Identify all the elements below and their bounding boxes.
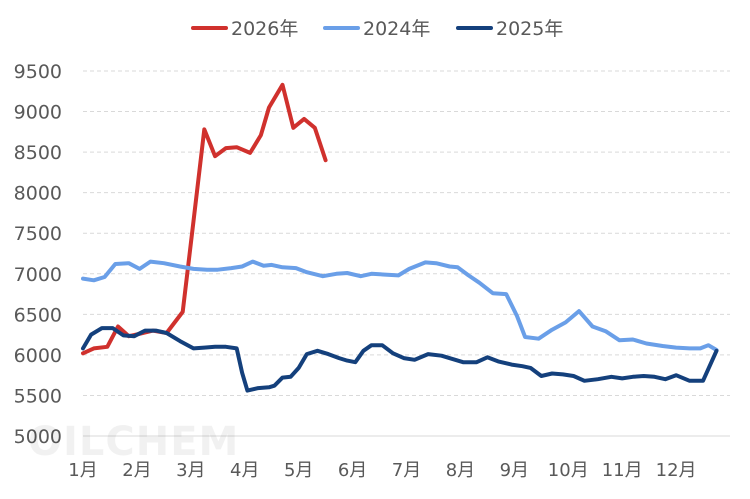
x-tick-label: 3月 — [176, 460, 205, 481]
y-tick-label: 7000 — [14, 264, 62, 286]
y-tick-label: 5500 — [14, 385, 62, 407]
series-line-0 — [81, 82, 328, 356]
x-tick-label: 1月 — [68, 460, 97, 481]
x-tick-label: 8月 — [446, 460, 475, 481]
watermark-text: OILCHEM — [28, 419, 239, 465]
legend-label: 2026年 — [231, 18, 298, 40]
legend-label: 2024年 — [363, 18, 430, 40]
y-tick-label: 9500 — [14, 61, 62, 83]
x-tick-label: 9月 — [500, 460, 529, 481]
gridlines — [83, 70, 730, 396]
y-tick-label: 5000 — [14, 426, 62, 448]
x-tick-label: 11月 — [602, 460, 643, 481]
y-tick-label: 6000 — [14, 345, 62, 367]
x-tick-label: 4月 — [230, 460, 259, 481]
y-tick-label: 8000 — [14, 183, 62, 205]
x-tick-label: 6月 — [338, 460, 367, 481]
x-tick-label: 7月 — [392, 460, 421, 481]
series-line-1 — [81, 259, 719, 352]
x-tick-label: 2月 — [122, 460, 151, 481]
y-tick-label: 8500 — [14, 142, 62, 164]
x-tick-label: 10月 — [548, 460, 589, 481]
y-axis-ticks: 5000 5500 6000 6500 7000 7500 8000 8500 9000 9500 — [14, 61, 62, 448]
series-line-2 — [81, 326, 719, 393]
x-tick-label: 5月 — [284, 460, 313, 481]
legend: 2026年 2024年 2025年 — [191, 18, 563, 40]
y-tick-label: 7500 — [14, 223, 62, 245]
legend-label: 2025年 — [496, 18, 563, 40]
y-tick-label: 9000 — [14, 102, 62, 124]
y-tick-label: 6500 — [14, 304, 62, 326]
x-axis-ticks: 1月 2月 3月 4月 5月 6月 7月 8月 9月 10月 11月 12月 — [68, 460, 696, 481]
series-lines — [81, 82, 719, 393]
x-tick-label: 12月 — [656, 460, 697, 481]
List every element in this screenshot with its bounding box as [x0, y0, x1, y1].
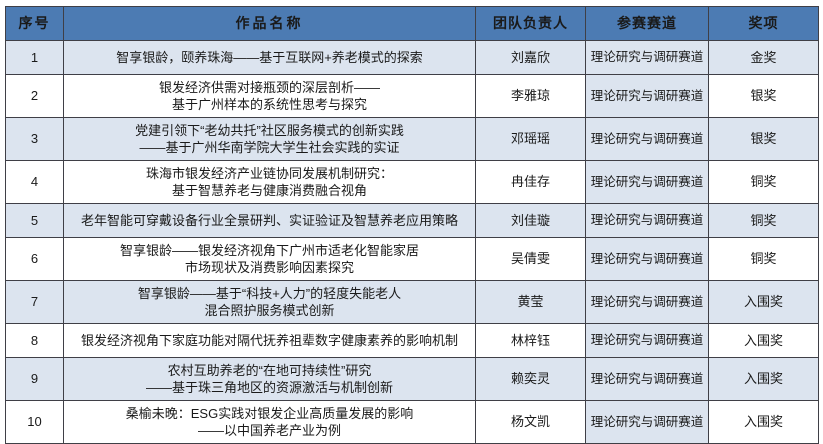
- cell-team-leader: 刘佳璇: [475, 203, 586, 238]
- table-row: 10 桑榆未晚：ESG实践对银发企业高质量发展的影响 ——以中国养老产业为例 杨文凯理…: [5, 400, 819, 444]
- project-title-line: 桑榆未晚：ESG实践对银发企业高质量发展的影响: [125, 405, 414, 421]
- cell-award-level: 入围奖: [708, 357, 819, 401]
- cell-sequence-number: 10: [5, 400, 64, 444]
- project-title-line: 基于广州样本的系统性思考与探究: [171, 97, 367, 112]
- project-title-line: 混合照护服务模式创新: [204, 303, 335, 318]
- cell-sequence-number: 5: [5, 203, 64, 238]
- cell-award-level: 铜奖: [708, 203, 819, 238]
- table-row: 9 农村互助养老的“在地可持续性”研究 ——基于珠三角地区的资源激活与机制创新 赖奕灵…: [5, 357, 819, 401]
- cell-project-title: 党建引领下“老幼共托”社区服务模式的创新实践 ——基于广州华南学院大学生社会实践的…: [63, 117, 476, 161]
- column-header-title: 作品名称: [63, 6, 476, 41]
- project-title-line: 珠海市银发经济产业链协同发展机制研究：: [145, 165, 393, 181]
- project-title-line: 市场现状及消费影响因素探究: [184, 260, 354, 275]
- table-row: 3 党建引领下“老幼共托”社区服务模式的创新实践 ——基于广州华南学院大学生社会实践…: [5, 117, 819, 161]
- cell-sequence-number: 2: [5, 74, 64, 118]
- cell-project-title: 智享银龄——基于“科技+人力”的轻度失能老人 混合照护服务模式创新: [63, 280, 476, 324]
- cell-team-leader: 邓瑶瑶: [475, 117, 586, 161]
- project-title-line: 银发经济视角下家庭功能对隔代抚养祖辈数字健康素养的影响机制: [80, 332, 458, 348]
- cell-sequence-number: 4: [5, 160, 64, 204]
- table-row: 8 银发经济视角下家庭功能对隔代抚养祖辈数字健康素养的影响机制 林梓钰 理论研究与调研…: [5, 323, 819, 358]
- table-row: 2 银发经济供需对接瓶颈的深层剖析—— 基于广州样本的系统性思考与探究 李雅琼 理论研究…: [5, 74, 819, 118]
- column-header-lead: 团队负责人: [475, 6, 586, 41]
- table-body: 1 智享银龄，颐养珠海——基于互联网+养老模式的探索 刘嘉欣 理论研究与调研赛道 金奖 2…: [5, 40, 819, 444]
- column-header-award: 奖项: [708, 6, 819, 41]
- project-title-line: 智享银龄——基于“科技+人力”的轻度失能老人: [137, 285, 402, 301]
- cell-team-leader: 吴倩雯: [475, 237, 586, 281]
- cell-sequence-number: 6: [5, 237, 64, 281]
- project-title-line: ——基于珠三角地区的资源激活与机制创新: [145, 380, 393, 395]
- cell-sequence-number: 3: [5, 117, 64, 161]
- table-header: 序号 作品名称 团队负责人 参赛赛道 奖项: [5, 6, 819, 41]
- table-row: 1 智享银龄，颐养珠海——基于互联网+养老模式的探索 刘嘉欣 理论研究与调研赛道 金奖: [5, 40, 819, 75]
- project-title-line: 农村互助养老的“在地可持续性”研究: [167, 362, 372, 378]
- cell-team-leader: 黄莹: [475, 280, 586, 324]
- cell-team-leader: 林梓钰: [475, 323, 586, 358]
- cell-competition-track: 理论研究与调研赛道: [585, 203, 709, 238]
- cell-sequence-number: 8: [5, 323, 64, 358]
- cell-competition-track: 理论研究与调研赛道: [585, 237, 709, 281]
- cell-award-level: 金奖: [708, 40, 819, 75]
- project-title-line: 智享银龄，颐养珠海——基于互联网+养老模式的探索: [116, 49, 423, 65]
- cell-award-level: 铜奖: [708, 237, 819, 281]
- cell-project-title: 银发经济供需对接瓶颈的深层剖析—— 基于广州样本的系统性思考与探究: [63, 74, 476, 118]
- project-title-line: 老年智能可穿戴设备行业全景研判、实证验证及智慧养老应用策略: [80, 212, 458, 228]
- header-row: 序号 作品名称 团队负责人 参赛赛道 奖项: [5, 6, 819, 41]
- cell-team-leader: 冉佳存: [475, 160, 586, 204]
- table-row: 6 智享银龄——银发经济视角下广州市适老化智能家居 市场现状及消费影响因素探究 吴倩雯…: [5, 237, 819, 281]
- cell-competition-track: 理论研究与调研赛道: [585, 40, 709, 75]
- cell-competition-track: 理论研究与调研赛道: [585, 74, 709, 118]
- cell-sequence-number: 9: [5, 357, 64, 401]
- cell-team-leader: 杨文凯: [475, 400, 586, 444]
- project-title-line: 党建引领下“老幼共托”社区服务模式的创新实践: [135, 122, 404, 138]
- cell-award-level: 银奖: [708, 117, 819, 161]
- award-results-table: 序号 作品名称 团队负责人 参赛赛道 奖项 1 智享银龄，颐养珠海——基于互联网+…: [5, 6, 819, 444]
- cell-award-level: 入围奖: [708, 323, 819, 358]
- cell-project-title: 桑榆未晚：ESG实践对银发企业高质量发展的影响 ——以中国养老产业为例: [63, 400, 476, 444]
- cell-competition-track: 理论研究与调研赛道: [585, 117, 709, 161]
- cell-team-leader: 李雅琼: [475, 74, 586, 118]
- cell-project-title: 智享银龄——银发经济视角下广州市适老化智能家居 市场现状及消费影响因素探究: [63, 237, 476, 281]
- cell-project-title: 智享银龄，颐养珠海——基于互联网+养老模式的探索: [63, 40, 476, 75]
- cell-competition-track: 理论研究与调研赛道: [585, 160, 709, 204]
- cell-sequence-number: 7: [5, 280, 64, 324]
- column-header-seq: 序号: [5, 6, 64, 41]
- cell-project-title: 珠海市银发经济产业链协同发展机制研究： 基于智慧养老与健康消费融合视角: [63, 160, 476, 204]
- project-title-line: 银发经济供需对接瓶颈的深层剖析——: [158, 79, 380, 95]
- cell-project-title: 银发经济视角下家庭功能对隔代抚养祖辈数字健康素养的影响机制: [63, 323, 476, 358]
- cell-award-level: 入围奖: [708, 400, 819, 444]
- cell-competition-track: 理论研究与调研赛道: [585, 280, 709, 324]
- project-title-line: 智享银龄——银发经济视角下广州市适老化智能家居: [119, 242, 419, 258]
·····
Work required –
Reproduce verbatim the part of the material that opens with the line containing "- cell-team-leader: 刘佳璇: [475, 203, 586, 238]" and closes with the line containing "- project-title-line: 珠海市银发经济产业链协同发展机制研究：: [145, 165, 393, 181]", including both of those lines.

Finished task –
- cell-team-leader: 刘佳璇: [475, 203, 586, 238]
- table-row: 10 桑榆未晚：ESG实践对银发企业高质量发展的影响 ——以中国养老产业为例 杨文凯理…: [5, 400, 819, 444]
- project-title-line: 桑榆未晚：ESG实践对银发企业高质量发展的影响: [125, 405, 414, 421]
- cell-award-level: 入围奖: [708, 357, 819, 401]
- cell-sequence-number: 10: [5, 400, 64, 444]
- project-title-line: 基于广州样本的系统性思考与探究: [171, 97, 367, 112]
- project-title-line: 混合照护服务模式创新: [204, 303, 335, 318]
- cell-sequence-number: 5: [5, 203, 64, 238]
- cell-award-level: 铜奖: [708, 203, 819, 238]
- table-row: 9 农村互助养老的“在地可持续性”研究 ——基于珠三角地区的资源激活与机制创新 赖奕灵…: [5, 357, 819, 401]
- cell-project-title: 党建引领下“老幼共托”社区服务模式的创新实践 ——基于广州华南学院大学生社会实践的…: [63, 117, 476, 161]
- column-header-title: 作品名称: [63, 6, 476, 41]
- project-title-line: 珠海市银发经济产业链协同发展机制研究：: [145, 165, 393, 181]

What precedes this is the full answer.